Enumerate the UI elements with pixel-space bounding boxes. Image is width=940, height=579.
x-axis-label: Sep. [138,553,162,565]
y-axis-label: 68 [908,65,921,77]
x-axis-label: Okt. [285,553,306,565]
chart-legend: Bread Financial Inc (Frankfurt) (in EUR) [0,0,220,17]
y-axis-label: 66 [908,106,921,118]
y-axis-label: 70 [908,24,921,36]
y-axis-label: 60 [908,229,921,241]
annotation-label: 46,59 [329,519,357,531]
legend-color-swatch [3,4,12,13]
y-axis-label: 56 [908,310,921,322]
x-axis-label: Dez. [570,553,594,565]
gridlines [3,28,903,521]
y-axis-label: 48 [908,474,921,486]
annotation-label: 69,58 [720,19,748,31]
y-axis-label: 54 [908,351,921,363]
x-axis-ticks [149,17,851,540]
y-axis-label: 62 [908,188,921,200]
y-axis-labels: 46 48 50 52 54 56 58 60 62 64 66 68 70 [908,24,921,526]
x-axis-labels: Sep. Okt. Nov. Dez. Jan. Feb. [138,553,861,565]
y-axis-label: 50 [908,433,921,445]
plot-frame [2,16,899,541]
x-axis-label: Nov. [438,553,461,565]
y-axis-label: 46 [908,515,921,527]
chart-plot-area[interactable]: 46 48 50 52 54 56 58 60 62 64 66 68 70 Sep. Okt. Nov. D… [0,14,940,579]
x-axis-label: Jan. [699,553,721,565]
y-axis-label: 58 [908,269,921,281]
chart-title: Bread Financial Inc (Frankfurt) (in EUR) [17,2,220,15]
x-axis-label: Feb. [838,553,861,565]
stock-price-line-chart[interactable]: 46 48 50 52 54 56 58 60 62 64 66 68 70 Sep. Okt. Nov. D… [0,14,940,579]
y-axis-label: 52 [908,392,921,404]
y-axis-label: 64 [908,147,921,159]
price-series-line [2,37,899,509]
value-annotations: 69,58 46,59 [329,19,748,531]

Directive:
Reproduce all of the records above word for word, line by line and in the original order.

Response:
Enumerate the UI elements with pixel-space bounding boxes. Image is width=940, height=579.
x-axis-label: Sep. [138,553,162,565]
y-axis-label: 68 [908,65,921,77]
x-axis-label: Okt. [285,553,306,565]
chart-legend: Bread Financial Inc (Frankfurt) (in EUR) [0,0,220,17]
y-axis-label: 66 [908,106,921,118]
y-axis-label: 70 [908,24,921,36]
y-axis-label: 60 [908,229,921,241]
annotation-label: 46,59 [329,519,357,531]
legend-color-swatch [3,4,12,13]
y-axis-label: 56 [908,310,921,322]
x-axis-label: Dez. [570,553,594,565]
gridlines [3,28,903,521]
y-axis-label: 48 [908,474,921,486]
annotation-label: 69,58 [720,19,748,31]
y-axis-label: 54 [908,351,921,363]
x-axis-ticks [149,17,851,540]
y-axis-label: 62 [908,188,921,200]
y-axis-labels: 46 48 50 52 54 56 58 60 62 64 66 68 70 [908,24,921,526]
x-axis-labels: Sep. Okt. Nov. Dez. Jan. Feb. [138,553,861,565]
y-axis-label: 50 [908,433,921,445]
plot-frame [2,16,899,541]
x-axis-label: Nov. [438,553,461,565]
y-axis-label: 46 [908,515,921,527]
chart-plot-area[interactable]: 46 48 50 52 54 56 58 60 62 64 66 68 70 Sep. Okt. Nov. D… [0,14,940,579]
x-axis-label: Jan. [699,553,721,565]
y-axis-label: 58 [908,269,921,281]
chart-title: Bread Financial Inc (Frankfurt) (in EUR) [17,2,220,15]
x-axis-label: Feb. [838,553,861,565]
stock-price-line-chart[interactable]: 46 48 50 52 54 56 58 60 62 64 66 68 70 Sep. Okt. Nov. D… [0,14,940,579]
y-axis-label: 52 [908,392,921,404]
y-axis-label: 64 [908,147,921,159]
price-series-line [2,37,899,509]
value-annotations: 69,58 46,59 [329,19,748,531]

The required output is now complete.